>> START Dataset records

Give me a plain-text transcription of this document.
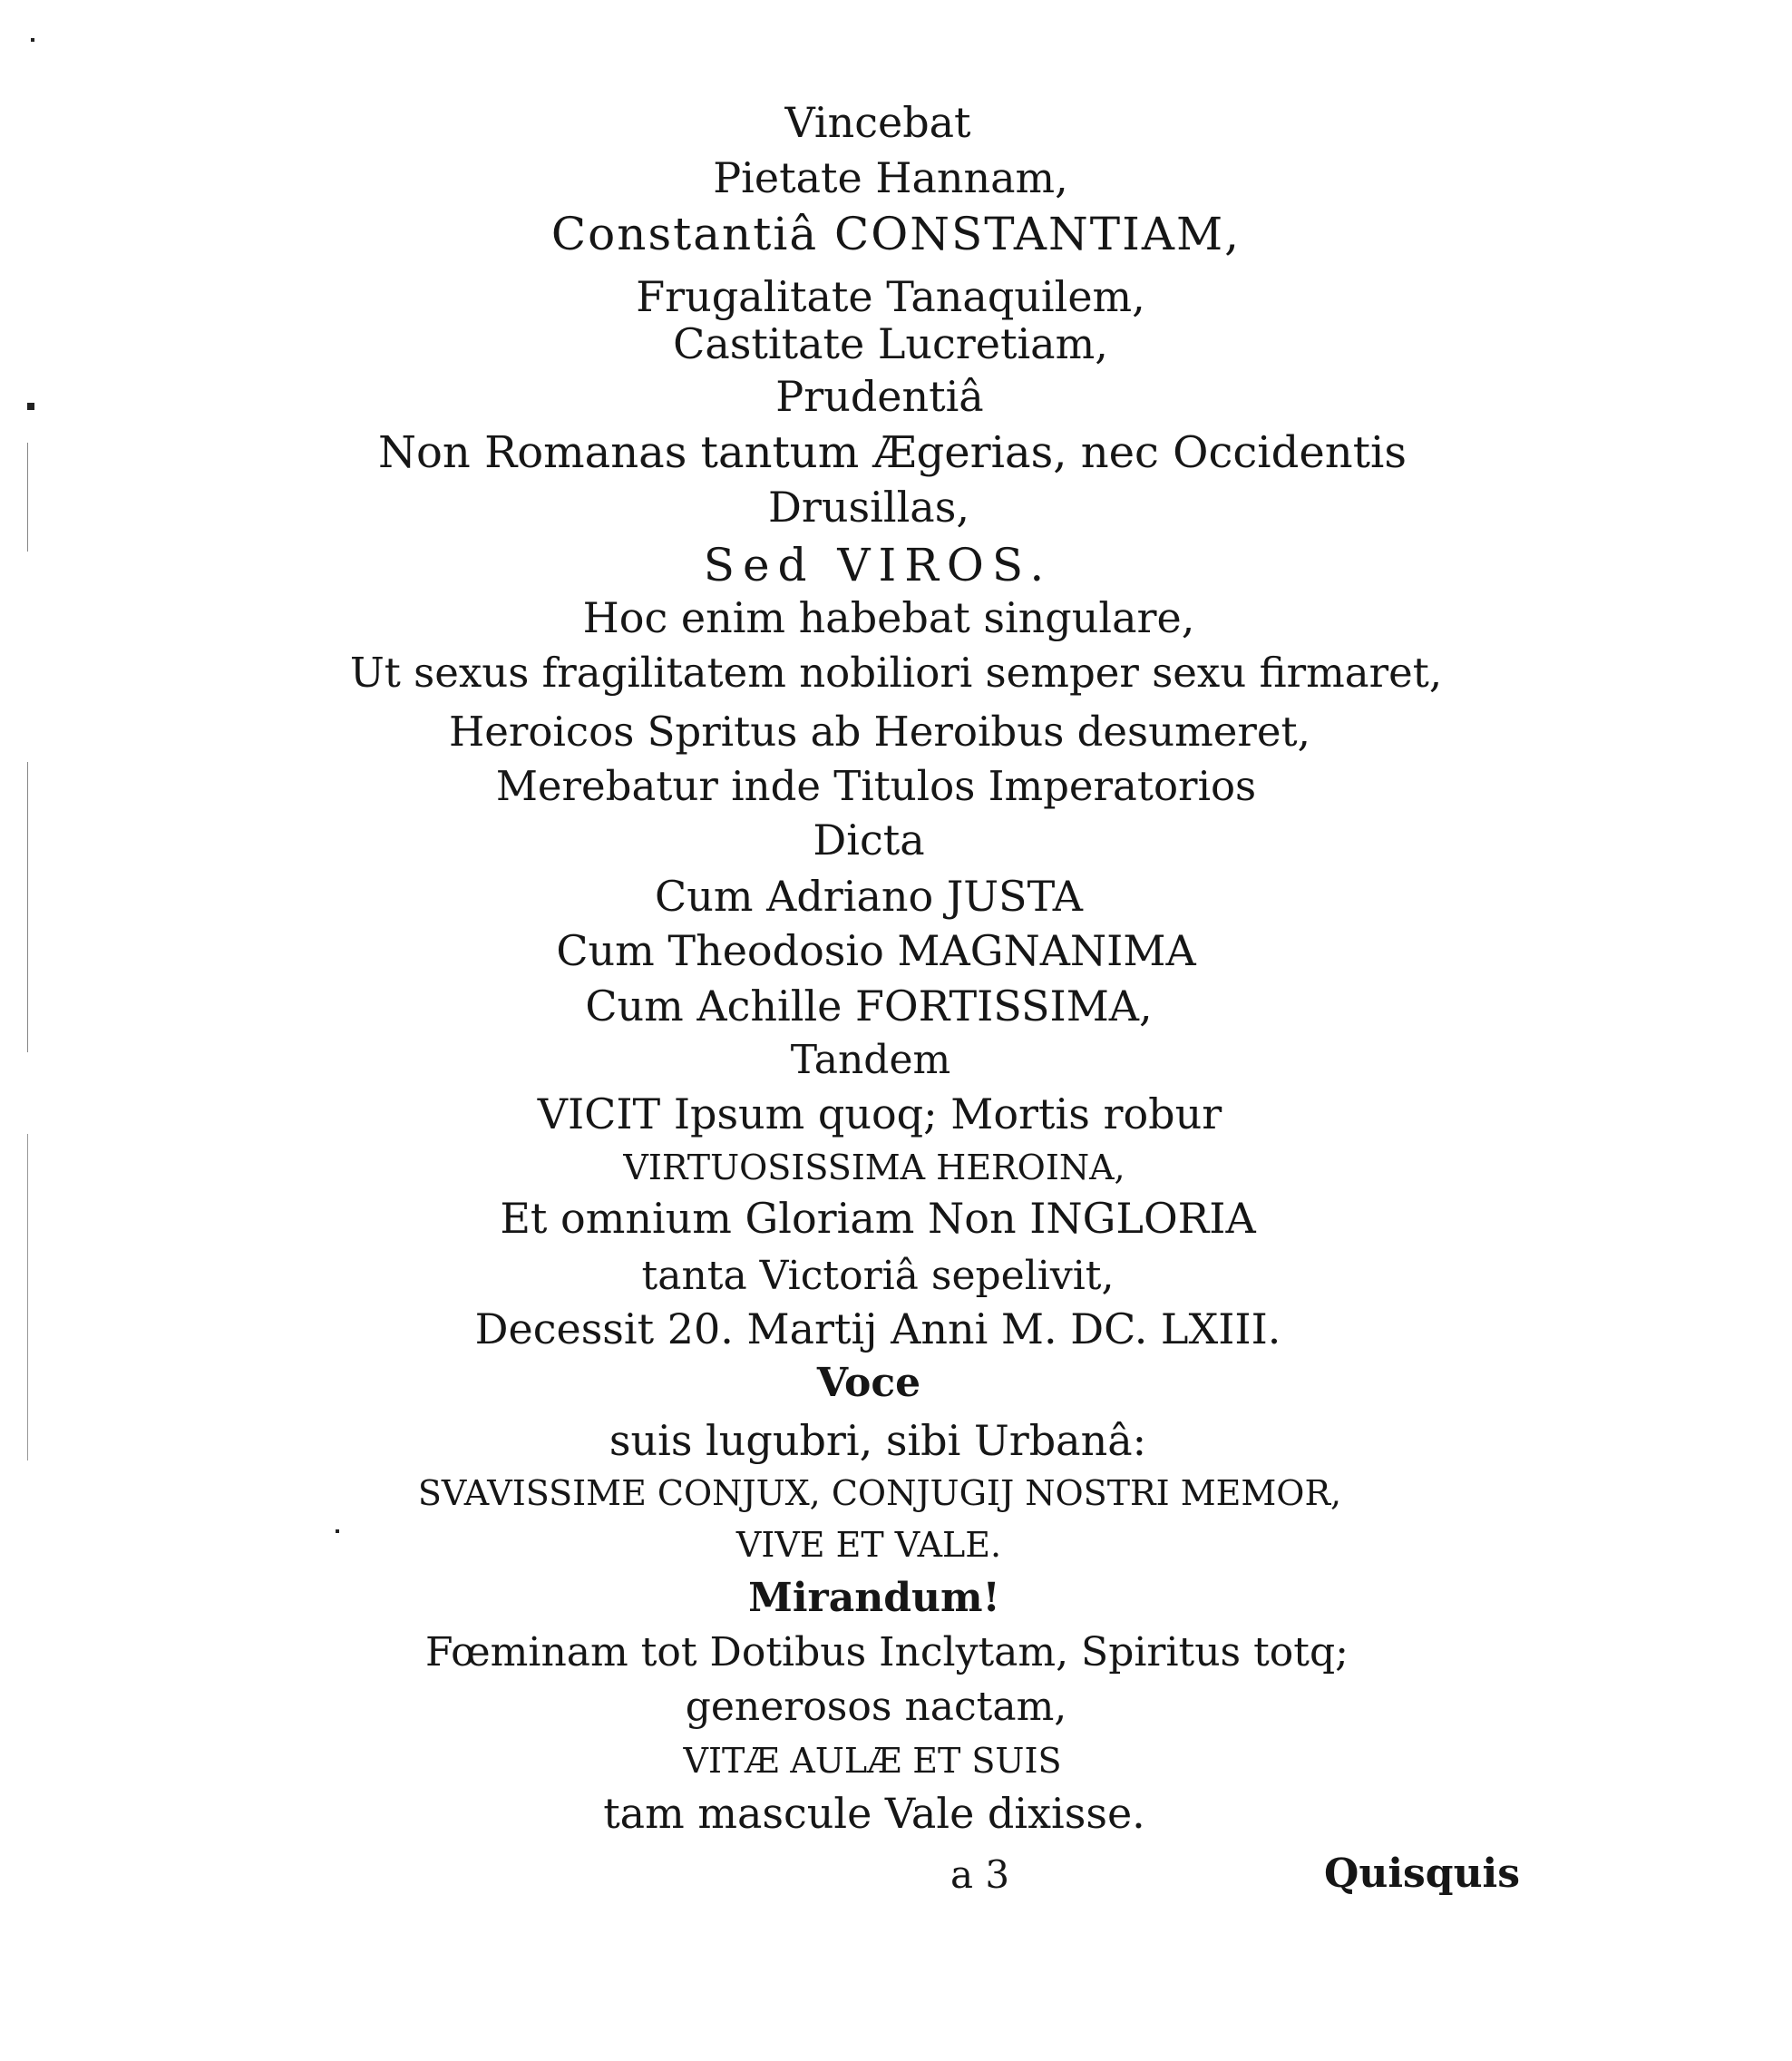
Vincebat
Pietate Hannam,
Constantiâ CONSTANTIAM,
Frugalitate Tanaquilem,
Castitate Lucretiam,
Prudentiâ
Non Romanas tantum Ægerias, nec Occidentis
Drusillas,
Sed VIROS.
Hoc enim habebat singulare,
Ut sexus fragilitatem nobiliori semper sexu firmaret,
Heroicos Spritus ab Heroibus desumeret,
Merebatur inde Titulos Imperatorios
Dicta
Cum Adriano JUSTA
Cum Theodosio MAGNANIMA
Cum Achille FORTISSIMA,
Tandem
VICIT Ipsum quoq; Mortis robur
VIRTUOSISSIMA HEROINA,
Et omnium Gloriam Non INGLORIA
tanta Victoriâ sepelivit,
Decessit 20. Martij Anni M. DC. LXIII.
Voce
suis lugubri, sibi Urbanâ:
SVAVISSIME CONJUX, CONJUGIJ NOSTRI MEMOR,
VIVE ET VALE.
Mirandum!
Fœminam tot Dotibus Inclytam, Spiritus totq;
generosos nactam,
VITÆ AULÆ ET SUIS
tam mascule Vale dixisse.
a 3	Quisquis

>> END Dataset records

## [What is needed]
Return the entries unchanged, save for the pictures, which do not belong in the copy.

## [Task answer]
Give me a plain-text transcription of this document.
Vincebat
Pietate Hannam,
Constantiâ CONSTANTIAM,
Frugalitate Tanaquilem,
Castitate Lucretiam,
Prudentiâ
Non Romanas tantum Ægerias, nec Occidentis
Drusillas,
Sed VIROS.
Hoc enim habebat singulare,
Ut sexus fragilitatem nobiliori semper sexu firmaret,
Heroicos Spritus ab Heroibus desumeret,
Merebatur inde Titulos Imperatorios
Dicta
Cum Adriano JUSTA
Cum Theodosio MAGNANIMA
Cum Achille FORTISSIMA,
Tandem
VICIT Ipsum quoq; Mortis robur
VIRTUOSISSIMA HEROINA,
Et omnium Gloriam Non INGLORIA
tanta Victoriâ sepelivit,
Decessit 20. Martij Anni M. DC. LXIII.
Voce
suis lugubri, sibi Urbanâ:
SVAVISSIME CONJUX, CONJUGIJ NOSTRI MEMOR,
VIVE ET VALE.
Mirandum!
Fœminam tot Dotibus Inclytam, Spiritus totq;
generosos nactam,
VITÆ AULÆ ET SUIS
tam mascule Vale dixisse.
a 3	Quisquis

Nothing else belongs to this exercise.